• What you should do: Give as output the line that contains "OCR this image.", followed by every remaining line of the entries, unchanged and with nothing added.

-- begin --

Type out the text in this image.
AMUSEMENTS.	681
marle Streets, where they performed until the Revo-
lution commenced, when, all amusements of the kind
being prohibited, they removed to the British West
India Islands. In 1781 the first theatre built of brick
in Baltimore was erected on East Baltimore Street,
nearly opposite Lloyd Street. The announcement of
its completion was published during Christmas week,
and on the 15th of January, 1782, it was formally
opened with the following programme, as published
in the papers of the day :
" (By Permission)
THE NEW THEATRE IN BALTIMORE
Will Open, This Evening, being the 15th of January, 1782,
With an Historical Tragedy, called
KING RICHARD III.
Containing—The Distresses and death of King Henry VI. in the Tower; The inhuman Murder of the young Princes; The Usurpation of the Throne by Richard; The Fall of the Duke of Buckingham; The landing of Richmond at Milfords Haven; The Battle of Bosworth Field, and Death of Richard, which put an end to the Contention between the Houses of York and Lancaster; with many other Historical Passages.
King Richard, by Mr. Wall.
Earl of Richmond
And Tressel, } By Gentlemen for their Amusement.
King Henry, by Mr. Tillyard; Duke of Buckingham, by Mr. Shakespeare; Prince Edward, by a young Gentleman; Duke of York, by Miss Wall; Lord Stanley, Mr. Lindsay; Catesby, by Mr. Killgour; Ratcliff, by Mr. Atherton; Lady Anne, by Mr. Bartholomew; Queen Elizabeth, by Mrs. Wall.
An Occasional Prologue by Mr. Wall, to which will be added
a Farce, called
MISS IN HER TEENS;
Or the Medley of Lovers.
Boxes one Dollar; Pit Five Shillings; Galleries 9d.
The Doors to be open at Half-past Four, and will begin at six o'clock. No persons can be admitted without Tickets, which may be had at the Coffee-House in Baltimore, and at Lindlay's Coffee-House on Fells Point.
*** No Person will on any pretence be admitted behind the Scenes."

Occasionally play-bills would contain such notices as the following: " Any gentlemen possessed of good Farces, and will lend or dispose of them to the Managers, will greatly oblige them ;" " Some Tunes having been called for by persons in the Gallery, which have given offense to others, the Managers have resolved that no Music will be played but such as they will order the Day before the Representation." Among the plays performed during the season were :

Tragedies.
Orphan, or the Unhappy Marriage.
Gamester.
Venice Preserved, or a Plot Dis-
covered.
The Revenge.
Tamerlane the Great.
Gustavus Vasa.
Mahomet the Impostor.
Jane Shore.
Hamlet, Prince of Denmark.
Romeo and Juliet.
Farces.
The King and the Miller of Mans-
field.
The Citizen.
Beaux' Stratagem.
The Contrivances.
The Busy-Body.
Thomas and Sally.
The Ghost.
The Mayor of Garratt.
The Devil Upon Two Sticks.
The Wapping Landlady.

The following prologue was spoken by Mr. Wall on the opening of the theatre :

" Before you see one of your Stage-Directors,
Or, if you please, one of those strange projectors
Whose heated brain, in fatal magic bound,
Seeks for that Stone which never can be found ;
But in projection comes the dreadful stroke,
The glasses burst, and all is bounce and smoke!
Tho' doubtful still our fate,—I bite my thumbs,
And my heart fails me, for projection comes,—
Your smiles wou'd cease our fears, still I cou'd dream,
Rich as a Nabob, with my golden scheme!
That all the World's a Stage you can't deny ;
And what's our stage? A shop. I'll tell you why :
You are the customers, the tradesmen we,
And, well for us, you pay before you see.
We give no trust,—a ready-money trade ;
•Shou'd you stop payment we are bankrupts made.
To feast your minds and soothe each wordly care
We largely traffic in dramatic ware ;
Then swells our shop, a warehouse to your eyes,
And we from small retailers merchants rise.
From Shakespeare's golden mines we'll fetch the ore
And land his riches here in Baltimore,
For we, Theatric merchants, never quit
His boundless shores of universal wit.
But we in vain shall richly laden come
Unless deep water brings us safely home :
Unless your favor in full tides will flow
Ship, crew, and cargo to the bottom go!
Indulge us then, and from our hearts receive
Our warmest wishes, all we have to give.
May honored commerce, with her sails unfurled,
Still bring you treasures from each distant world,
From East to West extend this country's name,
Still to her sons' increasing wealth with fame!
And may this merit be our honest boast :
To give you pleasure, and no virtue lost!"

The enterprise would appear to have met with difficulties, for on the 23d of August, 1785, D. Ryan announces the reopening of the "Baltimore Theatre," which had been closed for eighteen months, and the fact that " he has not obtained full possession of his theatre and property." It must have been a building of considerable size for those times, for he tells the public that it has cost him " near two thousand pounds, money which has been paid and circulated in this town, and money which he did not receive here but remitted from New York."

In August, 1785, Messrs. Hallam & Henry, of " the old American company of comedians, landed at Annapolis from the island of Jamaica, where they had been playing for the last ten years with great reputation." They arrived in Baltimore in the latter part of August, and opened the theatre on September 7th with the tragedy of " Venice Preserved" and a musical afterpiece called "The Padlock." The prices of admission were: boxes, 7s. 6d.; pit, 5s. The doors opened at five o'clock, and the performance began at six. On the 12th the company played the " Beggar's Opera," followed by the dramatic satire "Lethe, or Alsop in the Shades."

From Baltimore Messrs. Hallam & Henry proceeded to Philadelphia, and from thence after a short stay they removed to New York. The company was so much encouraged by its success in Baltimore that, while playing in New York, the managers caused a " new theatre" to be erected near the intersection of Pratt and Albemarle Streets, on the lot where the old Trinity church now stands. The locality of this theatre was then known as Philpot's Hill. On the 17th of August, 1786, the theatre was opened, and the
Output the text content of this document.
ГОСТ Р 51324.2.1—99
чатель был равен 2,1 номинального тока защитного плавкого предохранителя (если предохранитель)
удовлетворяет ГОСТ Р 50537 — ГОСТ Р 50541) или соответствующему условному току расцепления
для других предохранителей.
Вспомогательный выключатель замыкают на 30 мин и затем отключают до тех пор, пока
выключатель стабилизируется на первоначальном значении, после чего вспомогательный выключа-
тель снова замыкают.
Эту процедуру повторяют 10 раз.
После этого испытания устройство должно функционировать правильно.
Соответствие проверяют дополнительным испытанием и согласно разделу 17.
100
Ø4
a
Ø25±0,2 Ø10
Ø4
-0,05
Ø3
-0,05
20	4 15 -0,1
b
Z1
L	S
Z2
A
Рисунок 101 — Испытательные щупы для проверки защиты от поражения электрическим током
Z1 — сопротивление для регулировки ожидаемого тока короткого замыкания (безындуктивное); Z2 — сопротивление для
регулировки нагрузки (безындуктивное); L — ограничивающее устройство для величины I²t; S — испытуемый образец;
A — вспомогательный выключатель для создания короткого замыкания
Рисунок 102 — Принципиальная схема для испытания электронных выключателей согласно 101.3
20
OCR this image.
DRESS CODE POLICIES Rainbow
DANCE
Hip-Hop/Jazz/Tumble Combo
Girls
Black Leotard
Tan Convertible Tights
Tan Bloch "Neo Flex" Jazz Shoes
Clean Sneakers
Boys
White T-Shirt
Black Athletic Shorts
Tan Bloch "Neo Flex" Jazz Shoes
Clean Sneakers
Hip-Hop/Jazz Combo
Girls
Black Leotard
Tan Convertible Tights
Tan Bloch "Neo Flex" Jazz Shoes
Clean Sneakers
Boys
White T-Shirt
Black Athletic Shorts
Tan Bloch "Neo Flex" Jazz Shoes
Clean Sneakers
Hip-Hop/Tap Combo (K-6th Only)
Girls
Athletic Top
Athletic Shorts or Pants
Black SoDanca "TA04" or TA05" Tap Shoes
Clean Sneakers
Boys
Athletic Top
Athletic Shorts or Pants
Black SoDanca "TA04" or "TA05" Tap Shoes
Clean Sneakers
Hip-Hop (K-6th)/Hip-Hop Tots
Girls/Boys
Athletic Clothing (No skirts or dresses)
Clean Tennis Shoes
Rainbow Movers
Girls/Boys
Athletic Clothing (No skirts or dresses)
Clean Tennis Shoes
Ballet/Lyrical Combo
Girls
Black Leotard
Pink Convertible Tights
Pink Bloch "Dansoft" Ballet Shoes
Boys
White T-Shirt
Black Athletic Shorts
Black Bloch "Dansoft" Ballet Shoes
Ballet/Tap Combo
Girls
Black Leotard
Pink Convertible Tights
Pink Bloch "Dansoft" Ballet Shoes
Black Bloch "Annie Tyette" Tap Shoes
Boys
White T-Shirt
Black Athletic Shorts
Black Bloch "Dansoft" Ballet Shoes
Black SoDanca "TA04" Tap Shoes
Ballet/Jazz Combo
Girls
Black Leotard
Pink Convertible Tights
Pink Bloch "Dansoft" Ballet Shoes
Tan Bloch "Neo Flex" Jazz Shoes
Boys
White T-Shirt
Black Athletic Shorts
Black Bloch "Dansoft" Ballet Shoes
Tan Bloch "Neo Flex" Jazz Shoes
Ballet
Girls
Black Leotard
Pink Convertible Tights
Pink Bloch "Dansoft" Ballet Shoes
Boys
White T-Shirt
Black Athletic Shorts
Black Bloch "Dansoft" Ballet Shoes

-- end --

• Response to the exercise:
OCR this image.
DRESS CODE POLICIES Rainbow
DANCE
Hip-Hop/Jazz/Tumble Combo
Girls
Black Leotard
Tan Convertible Tights
Tan Bloch "Neo Flex" Jazz Shoes
Clean Sneakers
Boys
White T-Shirt
Black Athletic Shorts
Tan Bloch "Neo Flex" Jazz Shoes
Clean Sneakers
Hip-Hop/Jazz Combo
Girls
Black Leotard
Tan Convertible Tights
Tan Bloch "Neo Flex" Jazz Shoes
Clean Sneakers
Boys
White T-Shirt
Black Athletic Shorts
Tan Bloch "Neo Flex" Jazz Shoes
Clean Sneakers
Hip-Hop/Tap Combo (K-6th Only)
Girls
Athletic Top
Athletic Shorts or Pants
Black SoDanca "TA04" or TA05" Tap Shoes
Clean Sneakers
Boys
Athletic Top
Athletic Shorts or Pants
Black SoDanca "TA04" or "TA05" Tap Shoes
Clean Sneakers
Hip-Hop (K-6th)/Hip-Hop Tots
Girls/Boys
Athletic Clothing (No skirts or dresses)
Clean Tennis Shoes
Rainbow Movers
Girls/Boys
Athletic Clothing (No skirts or dresses)
Clean Tennis Shoes
Ballet/Lyrical Combo
Girls
Black Leotard
Pink Convertible Tights
Pink Bloch "Dansoft" Ballet Shoes
Boys
White T-Shirt
Black Athletic Shorts
Black Bloch "Dansoft" Ballet Shoes
Ballet/Tap Combo
Girls
Black Leotard
Pink Convertible Tights
Pink Bloch "Dansoft" Ballet Shoes
Black Bloch "Annie Tyette" Tap Shoes
Boys
White T-Shirt
Black Athletic Shorts
Black Bloch "Dansoft" Ballet Shoes
Black SoDanca "TA04" Tap Shoes
Ballet/Jazz Combo
Girls
Black Leotard
Pink Convertible Tights
Pink Bloch "Dansoft" Ballet Shoes
Tan Bloch "Neo Flex" Jazz Shoes
Boys
White T-Shirt
Black Athletic Shorts
Black Bloch "Dansoft" Ballet Shoes
Tan Bloch "Neo Flex" Jazz Shoes
Ballet
Girls
Black Leotard
Pink Convertible Tights
Pink Bloch "Dansoft" Ballet Shoes
Boys
White T-Shirt
Black Athletic Shorts
Black Bloch "Dansoft" Ballet Shoes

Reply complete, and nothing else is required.